Retype all of the entries word for word.

(Data records)
________

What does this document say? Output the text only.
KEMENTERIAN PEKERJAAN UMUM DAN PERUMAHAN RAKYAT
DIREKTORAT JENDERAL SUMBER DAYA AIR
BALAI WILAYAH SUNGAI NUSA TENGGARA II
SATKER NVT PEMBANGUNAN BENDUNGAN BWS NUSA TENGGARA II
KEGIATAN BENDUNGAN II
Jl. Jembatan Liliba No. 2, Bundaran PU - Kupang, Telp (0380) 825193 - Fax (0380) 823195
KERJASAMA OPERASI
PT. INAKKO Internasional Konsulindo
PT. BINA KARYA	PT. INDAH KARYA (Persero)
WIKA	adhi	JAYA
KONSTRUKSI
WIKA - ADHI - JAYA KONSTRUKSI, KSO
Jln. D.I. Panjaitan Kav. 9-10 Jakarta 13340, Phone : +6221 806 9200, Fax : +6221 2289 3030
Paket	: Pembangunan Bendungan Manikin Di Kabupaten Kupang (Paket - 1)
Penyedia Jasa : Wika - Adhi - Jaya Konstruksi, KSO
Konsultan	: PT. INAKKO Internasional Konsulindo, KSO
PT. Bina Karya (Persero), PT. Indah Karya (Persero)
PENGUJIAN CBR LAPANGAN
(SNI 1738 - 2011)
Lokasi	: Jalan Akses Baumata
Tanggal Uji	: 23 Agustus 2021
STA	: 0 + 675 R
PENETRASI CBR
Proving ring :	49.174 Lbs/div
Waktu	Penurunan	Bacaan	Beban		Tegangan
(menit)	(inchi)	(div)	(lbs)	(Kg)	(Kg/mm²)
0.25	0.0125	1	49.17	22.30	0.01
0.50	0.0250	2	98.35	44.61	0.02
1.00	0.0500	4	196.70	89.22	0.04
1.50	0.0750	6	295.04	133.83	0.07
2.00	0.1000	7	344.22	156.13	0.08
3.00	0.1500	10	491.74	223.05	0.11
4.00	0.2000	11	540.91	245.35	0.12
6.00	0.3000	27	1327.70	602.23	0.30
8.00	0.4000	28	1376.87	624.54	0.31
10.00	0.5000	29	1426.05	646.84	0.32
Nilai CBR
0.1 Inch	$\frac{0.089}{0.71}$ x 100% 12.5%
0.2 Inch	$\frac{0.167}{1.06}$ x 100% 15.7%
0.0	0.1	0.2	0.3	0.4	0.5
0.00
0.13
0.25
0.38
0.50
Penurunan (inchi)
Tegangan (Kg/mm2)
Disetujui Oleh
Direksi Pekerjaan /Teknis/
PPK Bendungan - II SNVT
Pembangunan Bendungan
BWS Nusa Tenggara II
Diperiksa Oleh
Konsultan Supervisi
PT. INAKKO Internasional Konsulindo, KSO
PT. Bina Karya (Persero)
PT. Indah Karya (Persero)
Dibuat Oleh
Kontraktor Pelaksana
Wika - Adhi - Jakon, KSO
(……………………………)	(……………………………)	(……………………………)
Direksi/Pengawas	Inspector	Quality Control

________

*EXERCISE OUTPUT*.
What does this document say? Output the text only.
KEMENTERIAN PEKERJAAN UMUM DAN PERUMAHAN RAKYAT
DIREKTORAT JENDERAL SUMBER DAYA AIR
BALAI WILAYAH SUNGAI NUSA TENGGARA II
SATKER NVT PEMBANGUNAN BENDUNGAN BWS NUSA TENGGARA II
KEGIATAN BENDUNGAN II
Jl. Jembatan Liliba No. 2, Bundaran PU - Kupang, Telp (0380) 825193 - Fax (0380) 823195
KERJASAMA OPERASI
PT. INAKKO Internasional Konsulindo
PT. BINA KARYA	PT. INDAH KARYA (Persero)
WIKA	adhi	JAYA
KONSTRUKSI
WIKA - ADHI - JAYA KONSTRUKSI, KSO
Jln. D.I. Panjaitan Kav. 9-10 Jakarta 13340, Phone : +6221 806 9200, Fax : +6221 2289 3030
Paket	: Pembangunan Bendungan Manikin Di Kabupaten Kupang (Paket - 1)
Penyedia Jasa : Wika - Adhi - Jaya Konstruksi, KSO
Konsultan	: PT. INAKKO Internasional Konsulindo, KSO
PT. Bina Karya (Persero), PT. Indah Karya (Persero)
PENGUJIAN CBR LAPANGAN
(SNI 1738 - 2011)
Lokasi	: Jalan Akses Baumata
Tanggal Uji	: 23 Agustus 2021
STA	: 0 + 675 R
PENETRASI CBR
Proving ring :	49.174 Lbs/div
Waktu	Penurunan	Bacaan	Beban		Tegangan
(menit)	(inchi)	(div)	(lbs)	(Kg)	(Kg/mm²)
0.25	0.0125	1	49.17	22.30	0.01
0.50	0.0250	2	98.35	44.61	0.02
1.00	0.0500	4	196.70	89.22	0.04
1.50	0.0750	6	295.04	133.83	0.07
2.00	0.1000	7	344.22	156.13	0.08
3.00	0.1500	10	491.74	223.05	0.11
4.00	0.2000	11	540.91	245.35	0.12
6.00	0.3000	27	1327.70	602.23	0.30
8.00	0.4000	28	1376.87	624.54	0.31
10.00	0.5000	29	1426.05	646.84	0.32
Nilai CBR
0.1 Inch	$\frac{0.089}{0.71}$ x 100% 12.5%
0.2 Inch	$\frac{0.167}{1.06}$ x 100% 15.7%
0.0	0.1	0.2	0.3	0.4	0.5
0.00
0.13
0.25
0.38
0.50
Penurunan (inchi)
Tegangan (Kg/mm2)
Disetujui Oleh
Direksi Pekerjaan /Teknis/
PPK Bendungan - II SNVT
Pembangunan Bendungan
BWS Nusa Tenggara II
Diperiksa Oleh
Konsultan Supervisi
PT. INAKKO Internasional Konsulindo, KSO
PT. Bina Karya (Persero)
PT. Indah Karya (Persero)
Dibuat Oleh
Kontraktor Pelaksana
Wika - Adhi - Jakon, KSO
(……………………………)	(……………………………)	(……………………………)
Direksi/Pengawas	Inspector	Quality Control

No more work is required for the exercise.